**THE TASK**: Extract the complete listing and repeat it word for word.

**Data records**:
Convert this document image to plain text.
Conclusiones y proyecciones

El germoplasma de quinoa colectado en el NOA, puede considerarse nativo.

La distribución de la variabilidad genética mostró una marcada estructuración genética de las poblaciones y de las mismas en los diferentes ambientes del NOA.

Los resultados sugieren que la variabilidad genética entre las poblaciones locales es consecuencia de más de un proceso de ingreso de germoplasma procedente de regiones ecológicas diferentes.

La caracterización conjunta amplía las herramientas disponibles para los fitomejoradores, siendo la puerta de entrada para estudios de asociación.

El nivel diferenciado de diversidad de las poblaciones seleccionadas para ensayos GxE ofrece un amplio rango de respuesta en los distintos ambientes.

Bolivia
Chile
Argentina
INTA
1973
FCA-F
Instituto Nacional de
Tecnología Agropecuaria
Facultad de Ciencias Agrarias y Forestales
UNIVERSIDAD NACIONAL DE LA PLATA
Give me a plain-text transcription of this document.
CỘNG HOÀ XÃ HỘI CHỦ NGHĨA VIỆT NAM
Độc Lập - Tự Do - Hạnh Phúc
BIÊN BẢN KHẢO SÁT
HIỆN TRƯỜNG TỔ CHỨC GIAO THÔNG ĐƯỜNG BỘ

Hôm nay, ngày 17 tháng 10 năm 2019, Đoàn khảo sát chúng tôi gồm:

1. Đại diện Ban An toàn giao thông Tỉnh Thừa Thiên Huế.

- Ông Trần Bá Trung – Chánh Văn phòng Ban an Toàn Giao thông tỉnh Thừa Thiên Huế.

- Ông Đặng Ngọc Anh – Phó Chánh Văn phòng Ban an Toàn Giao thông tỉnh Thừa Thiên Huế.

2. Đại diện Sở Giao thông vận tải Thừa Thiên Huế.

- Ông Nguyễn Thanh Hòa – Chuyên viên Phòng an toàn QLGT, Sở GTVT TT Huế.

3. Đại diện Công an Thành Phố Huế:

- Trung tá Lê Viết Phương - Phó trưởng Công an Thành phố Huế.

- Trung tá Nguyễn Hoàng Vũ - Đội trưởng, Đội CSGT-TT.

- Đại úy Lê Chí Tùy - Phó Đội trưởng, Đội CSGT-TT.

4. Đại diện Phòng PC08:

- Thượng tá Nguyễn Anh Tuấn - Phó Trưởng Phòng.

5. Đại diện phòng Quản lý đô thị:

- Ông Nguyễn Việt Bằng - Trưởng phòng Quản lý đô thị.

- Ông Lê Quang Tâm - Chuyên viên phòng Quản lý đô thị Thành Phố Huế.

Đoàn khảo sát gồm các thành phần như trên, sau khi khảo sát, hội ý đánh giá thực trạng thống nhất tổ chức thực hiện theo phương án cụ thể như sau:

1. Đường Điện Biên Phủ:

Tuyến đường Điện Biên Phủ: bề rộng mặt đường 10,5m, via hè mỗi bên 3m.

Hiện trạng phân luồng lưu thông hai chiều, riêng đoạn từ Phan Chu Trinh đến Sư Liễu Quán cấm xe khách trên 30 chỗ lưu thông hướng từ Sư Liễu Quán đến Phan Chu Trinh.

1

**WRITTEN REPLY**:
Convert this document image to plain text.
Conclusiones y proyecciones

El germoplasma de quinoa colectado en el NOA, puede considerarse nativo.

La distribución de la variabilidad genética mostró una marcada estructuración genética de las poblaciones y de las mismas en los diferentes ambientes del NOA.

Los resultados sugieren que la variabilidad genética entre las poblaciones locales es consecuencia de más de un proceso de ingreso de germoplasma procedente de regiones ecológicas diferentes.

La caracterización conjunta amplía las herramientas disponibles para los fitomejoradores, siendo la puerta de entrada para estudios de asociación.

El nivel diferenciado de diversidad de las poblaciones seleccionadas para ensayos GxE ofrece un amplio rango de respuesta en los distintos ambientes.

Bolivia
Chile
Argentina
INTA
1973
FCA-F
Instituto Nacional de
Tecnología Agropecuaria
Facultad de Ciencias Agrarias y Forestales
UNIVERSIDAD NACIONAL DE LA PLATA
Give me a plain-text transcription of this document.
CỘNG HOÀ XÃ HỘI CHỦ NGHĨA VIỆT NAM
Độc Lập - Tự Do - Hạnh Phúc
BIÊN BẢN KHẢO SÁT
HIỆN TRƯỜNG TỔ CHỨC GIAO THÔNG ĐƯỜNG BỘ

Hôm nay, ngày 17 tháng 10 năm 2019, Đoàn khảo sát chúng tôi gồm:

1. Đại diện Ban An toàn giao thông Tỉnh Thừa Thiên Huế.

- Ông Trần Bá Trung – Chánh Văn phòng Ban an Toàn Giao thông tỉnh Thừa Thiên Huế.

- Ông Đặng Ngọc Anh – Phó Chánh Văn phòng Ban an Toàn Giao thông tỉnh Thừa Thiên Huế.

2. Đại diện Sở Giao thông vận tải Thừa Thiên Huế.

- Ông Nguyễn Thanh Hòa – Chuyên viên Phòng an toàn QLGT, Sở GTVT TT Huế.

3. Đại diện Công an Thành Phố Huế:

- Trung tá Lê Viết Phương - Phó trưởng Công an Thành phố Huế.

- Trung tá Nguyễn Hoàng Vũ - Đội trưởng, Đội CSGT-TT.

- Đại úy Lê Chí Tùy - Phó Đội trưởng, Đội CSGT-TT.

4. Đại diện Phòng PC08:

- Thượng tá Nguyễn Anh Tuấn - Phó Trưởng Phòng.

5. Đại diện phòng Quản lý đô thị:

- Ông Nguyễn Việt Bằng - Trưởng phòng Quản lý đô thị.

- Ông Lê Quang Tâm - Chuyên viên phòng Quản lý đô thị Thành Phố Huế.

Đoàn khảo sát gồm các thành phần như trên, sau khi khảo sát, hội ý đánh giá thực trạng thống nhất tổ chức thực hiện theo phương án cụ thể như sau:

1. Đường Điện Biên Phủ:

Tuyến đường Điện Biên Phủ: bề rộng mặt đường 10,5m, via hè mỗi bên 3m.

Hiện trạng phân luồng lưu thông hai chiều, riêng đoạn từ Phan Chu Trinh đến Sư Liễu Quán cấm xe khách trên 30 chỗ lưu thông hướng từ Sư Liễu Quán đến Phan Chu Trinh.

1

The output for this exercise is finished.